> **TASK REQUIREMENTS**: Emit the data below verbatim, stripping out any pictures.

------ PROVIDED DATA ------

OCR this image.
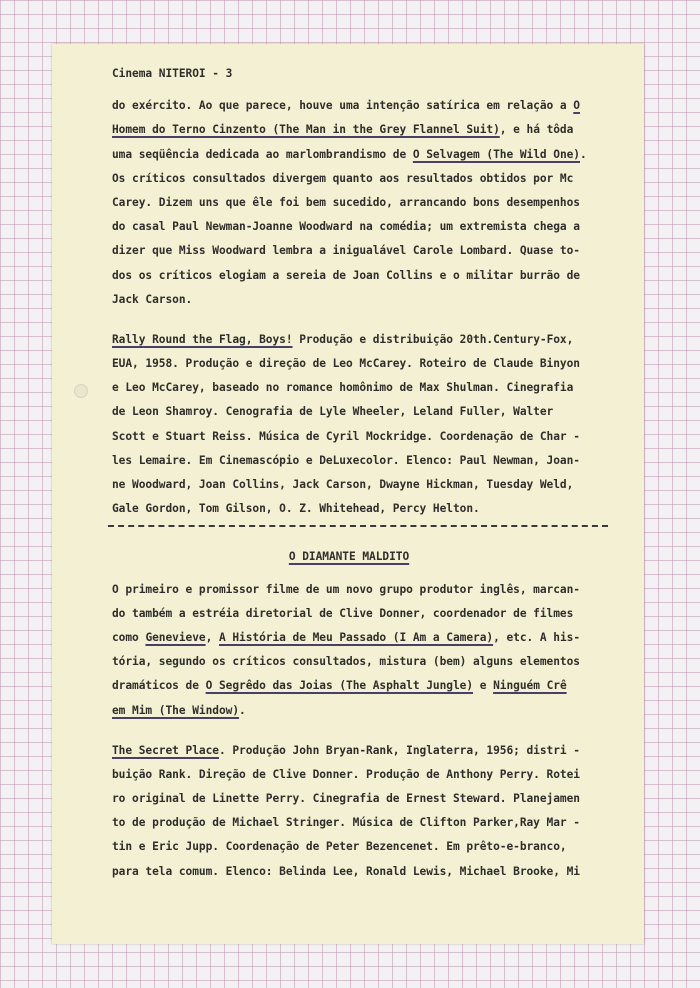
Cinema NITEROI - 3
do exército. Ao que parece, houve uma intenção satírica em relação a O
Homem do Terno Cinzento (The Man in the Grey Flannel Suit), e há tôda
uma seqüência dedicada ao marlombrandismo de O Selvagem (The Wild One).
Os críticos consultados divergem quanto aos resultados obtidos por Mc
Carey. Dizem uns que êle foi bem sucedido, arrancando bons desempenhos
do casal Paul Newman-Joanne Woodward na comédia; um extremista chega a
dizer que Miss Woodward lembra a inigualável Carole Lombard. Quase to-
dos os críticos elogiam a sereia de Joan Collins e o militar burrão de
Jack Carson.
Rally Round the Flag, Boys! Produção e distribuição 20th.Century-Fox,
EUA, 1958. Produção e direção de Leo McCarey. Roteiro de Claude Binyon
e Leo McCarey, baseado no romance homônimo de Max Shulman. Cinegrafia
de Leon Shamroy. Cenografia de Lyle Wheeler, Leland Fuller, Walter
Scott e Stuart Reiss. Música de Cyril Mockridge. Coordenação de Char -
les Lemaire. Em Cinemascópio e DeLuxecolor. Elenco: Paul Newman, Joan-
ne Woodward, Joan Collins, Jack Carson, Dwayne Hickman, Tuesday Weld,
Gale Gordon, Tom Gilson, O. Z. Whitehead, Percy Helton.
O DIAMANTE MALDITO
O primeiro e promissor filme de um novo grupo produtor inglês, marcan-
do também a estréia diretorial de Clive Donner, coordenador de filmes
como Genevieve, A História de Meu Passado (I Am a Camera), etc. A his-
tória, segundo os críticos consultados, mistura (bem) alguns elementos
dramáticos de O Segrêdo das Joias (The Asphalt Jungle) e Ninguém Crê
em Mim (The Window).
The Secret Place. Produção John Bryan-Rank, Inglaterra, 1956; distri -
buição Rank. Direção de Clive Donner. Produção de Anthony Perry. Rotei
ro original de Linette Perry. Cinegrafia de Ernest Steward. Planejamen
to de produção de Michael Stringer. Música de Clifton Parker,Ray Mar -
tin e Eric Jupp. Coordenação de Peter Bezencenet. Em prêto-e-branco,
para tela comum. Elenco: Belinda Lee, Ronald Lewis, Michael Brooke, Mi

------

> **ANSWER TO THIS PROBLEM**:
OCR this image.
Cinema NITEROI - 3
do exército. Ao que parece, houve uma intenção satírica em relação a O
Homem do Terno Cinzento (The Man in the Grey Flannel Suit), e há tôda
uma seqüência dedicada ao marlombrandismo de O Selvagem (The Wild One).
Os críticos consultados divergem quanto aos resultados obtidos por Mc
Carey. Dizem uns que êle foi bem sucedido, arrancando bons desempenhos
do casal Paul Newman-Joanne Woodward na comédia; um extremista chega a
dizer que Miss Woodward lembra a inigualável Carole Lombard. Quase to-
dos os críticos elogiam a sereia de Joan Collins e o militar burrão de
Jack Carson.
Rally Round the Flag, Boys! Produção e distribuição 20th.Century-Fox,
EUA, 1958. Produção e direção de Leo McCarey. Roteiro de Claude Binyon
e Leo McCarey, baseado no romance homônimo de Max Shulman. Cinegrafia
de Leon Shamroy. Cenografia de Lyle Wheeler, Leland Fuller, Walter
Scott e Stuart Reiss. Música de Cyril Mockridge. Coordenação de Char -
les Lemaire. Em Cinemascópio e DeLuxecolor. Elenco: Paul Newman, Joan-
ne Woodward, Joan Collins, Jack Carson, Dwayne Hickman, Tuesday Weld,
Gale Gordon, Tom Gilson, O. Z. Whitehead, Percy Helton.
O DIAMANTE MALDITO
O primeiro e promissor filme de um novo grupo produtor inglês, marcan-
do também a estréia diretorial de Clive Donner, coordenador de filmes
como Genevieve, A História de Meu Passado (I Am a Camera), etc. A his-
tória, segundo os críticos consultados, mistura (bem) alguns elementos
dramáticos de O Segrêdo das Joias (The Asphalt Jungle) e Ninguém Crê
em Mim (The Window).
The Secret Place. Produção John Bryan-Rank, Inglaterra, 1956; distri -
buição Rank. Direção de Clive Donner. Produção de Anthony Perry. Rotei
ro original de Linette Perry. Cinegrafia de Ernest Steward. Planejamen
to de produção de Michael Stringer. Música de Clifton Parker,Ray Mar -
tin e Eric Jupp. Coordenação de Peter Bezencenet. Em prêto-e-branco,
para tela comum. Elenco: Belinda Lee, Ronald Lewis, Michael Brooke, Mi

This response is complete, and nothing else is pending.